EXCERPT TO READ:
------------------------------------

Mesa CI and the power of pre-merge testing

Mesa CI and the power of pre-merge testing

Deborah Brouwer
October 08, 2024

Share this post:

Reading time:

Mesa is an open source 3D graphics library that implements a wide range of APIs including OpenGL, OpenGL ES, Vulkan, OpenCL, and hardware-acceleration interfaces like VDPAU and VA-API. It provides hardware drivers for many vendors: AMD, ARM, Broadcom, Imagination, Intel, Qualcomm, NVIDIA, and Vivante/VeriSilicon. It supports layered drivers to run APIs on top of other APIs and in virtualized environments. With software drivers like Lavapipe and LLVMpipe, it can run graphics on CPUs without dedicated GPU hardware.

Not only is Mesa large and complex, but development happens very quickly. Stable versions with bug fixes are released about every two weeks and development versions are released every three months with thousands of new commits. Mandatory and reliable pre-merge testing is essential to Mesa’s rapid development model. Its continuous integration (CI) system has been so successful that it now provides scripts and setup for DRM-CI to carry out pre-merge testing for the DRM subsystem of the Linux kernel.

So, what do we mean by pre-merge testing? Mesa developers work in parallel in their own forks of the Mesa repository hosted by Freedesktop. Once a change is ready for community review, a developer opens a merge request against the main branch of Mesa. The affected codeowners will discuss, acknowledge, and/or review the changes. Then, after the review is complete, anyone with a "Developer" or higher role in the project can initiate a merge by assigning the merge request to Mesa's marge-bot.

Marge-bot will ensure that, before any changes are merged, the new code passes CI testing. This pre-merge testing is available, on demand, 24/7, providing access to real hardware distributed globally on CI farms. Given the critical role of CI in Mesa's development, supporting it is a large community effort involving many companies and developers. Members of Collabora’s Mesa CI team: Antonio Ospite, Daniel Stone, Deborah Brouwer, Guilherme Alcarde Gallo, Sergi Blanch Torne, and Vignesh Raman, are dedicated to this community effort of keeping Mesa CI running.

------------------------------------

EXERCISE DETAILS: Carry on the article on Mesa CI and pre-merge testing, starting right after its final sentence. The items that come next are separate material, unrelated to the Mesa CI article.

------------------------------------

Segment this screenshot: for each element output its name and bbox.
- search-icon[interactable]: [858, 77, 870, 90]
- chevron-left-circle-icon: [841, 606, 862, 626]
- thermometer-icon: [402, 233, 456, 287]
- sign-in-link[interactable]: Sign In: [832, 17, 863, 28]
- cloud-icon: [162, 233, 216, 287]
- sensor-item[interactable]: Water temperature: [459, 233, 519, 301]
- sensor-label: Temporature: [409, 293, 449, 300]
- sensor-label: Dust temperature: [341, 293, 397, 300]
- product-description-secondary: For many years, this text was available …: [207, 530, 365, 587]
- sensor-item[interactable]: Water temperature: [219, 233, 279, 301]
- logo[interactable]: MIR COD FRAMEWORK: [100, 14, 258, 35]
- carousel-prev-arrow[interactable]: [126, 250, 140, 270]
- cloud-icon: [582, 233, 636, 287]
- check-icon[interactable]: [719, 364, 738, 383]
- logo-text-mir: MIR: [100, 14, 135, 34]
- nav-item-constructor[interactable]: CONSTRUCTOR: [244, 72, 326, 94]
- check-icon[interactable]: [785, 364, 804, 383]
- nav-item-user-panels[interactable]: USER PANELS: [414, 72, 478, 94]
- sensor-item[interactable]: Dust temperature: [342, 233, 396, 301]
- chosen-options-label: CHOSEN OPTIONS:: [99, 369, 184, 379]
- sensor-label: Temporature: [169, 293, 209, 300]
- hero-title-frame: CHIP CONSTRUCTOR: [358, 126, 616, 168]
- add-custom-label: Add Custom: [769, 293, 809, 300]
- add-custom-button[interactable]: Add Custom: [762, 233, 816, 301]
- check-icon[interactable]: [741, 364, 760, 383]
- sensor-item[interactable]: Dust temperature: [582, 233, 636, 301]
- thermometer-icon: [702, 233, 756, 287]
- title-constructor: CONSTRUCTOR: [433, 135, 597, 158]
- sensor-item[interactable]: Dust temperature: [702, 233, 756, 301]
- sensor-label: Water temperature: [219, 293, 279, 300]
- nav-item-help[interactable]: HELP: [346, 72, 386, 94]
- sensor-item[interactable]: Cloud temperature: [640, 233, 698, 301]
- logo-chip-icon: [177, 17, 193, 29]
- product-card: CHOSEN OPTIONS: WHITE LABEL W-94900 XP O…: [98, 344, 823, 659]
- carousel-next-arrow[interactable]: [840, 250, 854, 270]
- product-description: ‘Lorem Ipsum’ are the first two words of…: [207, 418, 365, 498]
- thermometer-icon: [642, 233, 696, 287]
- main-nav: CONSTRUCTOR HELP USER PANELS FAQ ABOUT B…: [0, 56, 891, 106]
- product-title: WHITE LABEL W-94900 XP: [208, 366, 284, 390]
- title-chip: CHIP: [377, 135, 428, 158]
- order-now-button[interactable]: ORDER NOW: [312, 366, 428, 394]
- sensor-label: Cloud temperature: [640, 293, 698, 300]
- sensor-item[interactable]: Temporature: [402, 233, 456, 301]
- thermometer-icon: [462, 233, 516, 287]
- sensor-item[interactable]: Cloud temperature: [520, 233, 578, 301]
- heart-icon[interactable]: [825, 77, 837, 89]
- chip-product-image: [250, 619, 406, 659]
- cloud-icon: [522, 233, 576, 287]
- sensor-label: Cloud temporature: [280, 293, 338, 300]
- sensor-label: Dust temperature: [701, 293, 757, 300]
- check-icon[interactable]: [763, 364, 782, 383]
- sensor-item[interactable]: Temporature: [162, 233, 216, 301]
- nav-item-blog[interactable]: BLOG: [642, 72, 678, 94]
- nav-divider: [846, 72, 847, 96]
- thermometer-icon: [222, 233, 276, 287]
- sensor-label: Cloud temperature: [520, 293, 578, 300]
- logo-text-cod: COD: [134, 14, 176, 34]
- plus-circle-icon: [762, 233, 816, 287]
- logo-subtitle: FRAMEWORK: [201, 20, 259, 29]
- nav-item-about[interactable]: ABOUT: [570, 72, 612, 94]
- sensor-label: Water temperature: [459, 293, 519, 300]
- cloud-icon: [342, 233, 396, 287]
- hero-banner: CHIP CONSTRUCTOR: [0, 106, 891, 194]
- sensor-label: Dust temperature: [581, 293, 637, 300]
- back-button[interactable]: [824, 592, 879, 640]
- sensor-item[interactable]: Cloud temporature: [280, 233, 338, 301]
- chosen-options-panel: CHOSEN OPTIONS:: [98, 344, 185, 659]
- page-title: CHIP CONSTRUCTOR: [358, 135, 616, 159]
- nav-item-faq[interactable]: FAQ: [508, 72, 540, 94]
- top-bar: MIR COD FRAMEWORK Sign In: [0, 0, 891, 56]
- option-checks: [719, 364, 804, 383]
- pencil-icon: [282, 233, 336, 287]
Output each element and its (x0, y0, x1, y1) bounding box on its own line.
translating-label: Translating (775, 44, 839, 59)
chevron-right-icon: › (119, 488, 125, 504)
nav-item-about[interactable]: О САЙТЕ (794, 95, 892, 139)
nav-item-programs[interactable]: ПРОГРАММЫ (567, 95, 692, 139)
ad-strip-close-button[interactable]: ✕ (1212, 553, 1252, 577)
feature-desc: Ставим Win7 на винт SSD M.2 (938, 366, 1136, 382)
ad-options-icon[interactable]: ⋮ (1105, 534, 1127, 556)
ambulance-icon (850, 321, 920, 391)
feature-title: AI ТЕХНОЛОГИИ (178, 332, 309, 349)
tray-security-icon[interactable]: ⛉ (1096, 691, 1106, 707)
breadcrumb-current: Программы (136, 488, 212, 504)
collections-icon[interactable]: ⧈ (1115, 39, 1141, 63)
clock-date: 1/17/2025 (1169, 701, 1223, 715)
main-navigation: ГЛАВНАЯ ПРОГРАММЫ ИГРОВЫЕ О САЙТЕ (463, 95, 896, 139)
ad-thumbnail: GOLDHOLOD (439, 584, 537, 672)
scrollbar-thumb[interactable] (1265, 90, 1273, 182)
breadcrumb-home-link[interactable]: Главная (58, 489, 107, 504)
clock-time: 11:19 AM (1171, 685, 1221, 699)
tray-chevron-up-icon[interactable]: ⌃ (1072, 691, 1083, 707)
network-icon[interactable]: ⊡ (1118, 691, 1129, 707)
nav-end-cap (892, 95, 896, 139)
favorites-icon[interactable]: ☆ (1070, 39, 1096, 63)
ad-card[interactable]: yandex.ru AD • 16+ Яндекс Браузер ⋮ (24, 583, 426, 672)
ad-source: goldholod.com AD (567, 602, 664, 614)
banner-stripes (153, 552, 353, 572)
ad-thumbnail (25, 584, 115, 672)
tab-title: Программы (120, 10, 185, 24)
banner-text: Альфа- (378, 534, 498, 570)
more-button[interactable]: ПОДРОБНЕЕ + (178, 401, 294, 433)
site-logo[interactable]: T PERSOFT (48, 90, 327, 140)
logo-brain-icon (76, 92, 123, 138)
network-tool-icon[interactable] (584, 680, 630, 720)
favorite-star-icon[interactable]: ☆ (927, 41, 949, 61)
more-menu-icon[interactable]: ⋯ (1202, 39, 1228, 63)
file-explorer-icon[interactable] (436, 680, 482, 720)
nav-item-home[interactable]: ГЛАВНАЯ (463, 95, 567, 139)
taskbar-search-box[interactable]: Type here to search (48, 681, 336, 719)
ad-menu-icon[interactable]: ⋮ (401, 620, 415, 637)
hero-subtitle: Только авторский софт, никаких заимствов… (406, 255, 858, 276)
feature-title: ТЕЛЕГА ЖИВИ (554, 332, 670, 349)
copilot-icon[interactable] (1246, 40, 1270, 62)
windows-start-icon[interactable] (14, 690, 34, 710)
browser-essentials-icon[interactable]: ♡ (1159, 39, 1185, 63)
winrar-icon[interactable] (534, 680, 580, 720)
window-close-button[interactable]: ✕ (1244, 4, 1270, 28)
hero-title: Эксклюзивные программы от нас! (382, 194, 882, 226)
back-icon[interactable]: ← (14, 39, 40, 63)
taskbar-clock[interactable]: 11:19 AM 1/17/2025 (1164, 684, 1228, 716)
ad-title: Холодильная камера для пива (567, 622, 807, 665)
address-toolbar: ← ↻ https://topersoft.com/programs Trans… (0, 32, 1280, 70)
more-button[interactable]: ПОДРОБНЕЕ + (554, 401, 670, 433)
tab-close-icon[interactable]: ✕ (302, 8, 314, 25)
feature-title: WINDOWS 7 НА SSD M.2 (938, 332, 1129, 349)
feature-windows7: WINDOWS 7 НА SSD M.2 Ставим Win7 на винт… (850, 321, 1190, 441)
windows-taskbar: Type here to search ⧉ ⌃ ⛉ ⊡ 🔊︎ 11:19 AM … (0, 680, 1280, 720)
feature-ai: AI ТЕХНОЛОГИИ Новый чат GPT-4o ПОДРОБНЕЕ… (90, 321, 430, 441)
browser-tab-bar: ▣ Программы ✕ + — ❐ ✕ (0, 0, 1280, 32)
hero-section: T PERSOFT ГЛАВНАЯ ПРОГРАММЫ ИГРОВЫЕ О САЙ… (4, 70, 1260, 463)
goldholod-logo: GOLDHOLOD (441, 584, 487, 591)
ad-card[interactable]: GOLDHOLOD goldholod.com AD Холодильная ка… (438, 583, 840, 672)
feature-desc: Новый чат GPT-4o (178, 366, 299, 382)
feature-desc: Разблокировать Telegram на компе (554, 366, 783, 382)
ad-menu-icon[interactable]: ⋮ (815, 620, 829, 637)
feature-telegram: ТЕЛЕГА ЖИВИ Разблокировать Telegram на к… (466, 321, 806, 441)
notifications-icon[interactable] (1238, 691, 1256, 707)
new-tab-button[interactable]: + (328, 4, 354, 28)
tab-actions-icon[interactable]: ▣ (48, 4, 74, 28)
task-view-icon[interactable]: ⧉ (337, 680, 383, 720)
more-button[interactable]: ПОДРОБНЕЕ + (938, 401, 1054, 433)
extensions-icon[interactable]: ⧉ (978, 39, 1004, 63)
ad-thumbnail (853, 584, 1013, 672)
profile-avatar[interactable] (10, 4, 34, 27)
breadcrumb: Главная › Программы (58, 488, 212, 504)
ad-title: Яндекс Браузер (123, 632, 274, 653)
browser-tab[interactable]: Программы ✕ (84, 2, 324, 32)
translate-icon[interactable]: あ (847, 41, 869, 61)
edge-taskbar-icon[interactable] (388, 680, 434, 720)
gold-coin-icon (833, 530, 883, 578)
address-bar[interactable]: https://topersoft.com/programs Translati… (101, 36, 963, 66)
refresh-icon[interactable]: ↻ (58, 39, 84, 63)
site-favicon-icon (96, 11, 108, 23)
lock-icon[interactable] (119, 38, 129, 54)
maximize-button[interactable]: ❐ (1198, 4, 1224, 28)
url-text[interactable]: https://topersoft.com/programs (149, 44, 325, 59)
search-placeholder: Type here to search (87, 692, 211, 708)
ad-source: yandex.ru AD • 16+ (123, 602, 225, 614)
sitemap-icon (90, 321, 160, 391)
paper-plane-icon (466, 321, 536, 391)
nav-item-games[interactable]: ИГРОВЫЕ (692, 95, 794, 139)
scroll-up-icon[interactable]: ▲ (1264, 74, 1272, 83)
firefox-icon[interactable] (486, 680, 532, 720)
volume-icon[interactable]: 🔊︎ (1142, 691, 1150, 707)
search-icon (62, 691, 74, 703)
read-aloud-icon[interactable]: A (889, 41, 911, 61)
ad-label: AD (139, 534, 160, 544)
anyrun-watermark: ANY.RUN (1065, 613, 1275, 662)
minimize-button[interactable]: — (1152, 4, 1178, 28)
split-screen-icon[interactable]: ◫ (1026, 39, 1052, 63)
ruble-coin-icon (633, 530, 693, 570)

------------------------------------

RESULT:
Developer forks

Let's take a closer look at how pre-merge testing is implemented for Mesa. Say, for example, a developer has forked the Mesa repository and made a change to Intel’s Gallium driver Iris. Assuming the developer has configured their fork to use the same CI/CD setting as Mesa itself, pushing a commit will automatically create a new pipeline in their repository. Opening the pipeline tab may be disappointing, however, as the pipeline sits empty and grey. The developer has encountered the first line of defense protecting Mesa’s CI infrastructure: developers need permission to run Mesa’s CI pipelines. Access to the infrastructure is controlled by membership in the CI-OK group. Since running a pipeline essentially gives developers free access to run any code changes on any of Freedesktop's GitLab runners that are registered with the Mesa project, these resources need to be protected from abuse.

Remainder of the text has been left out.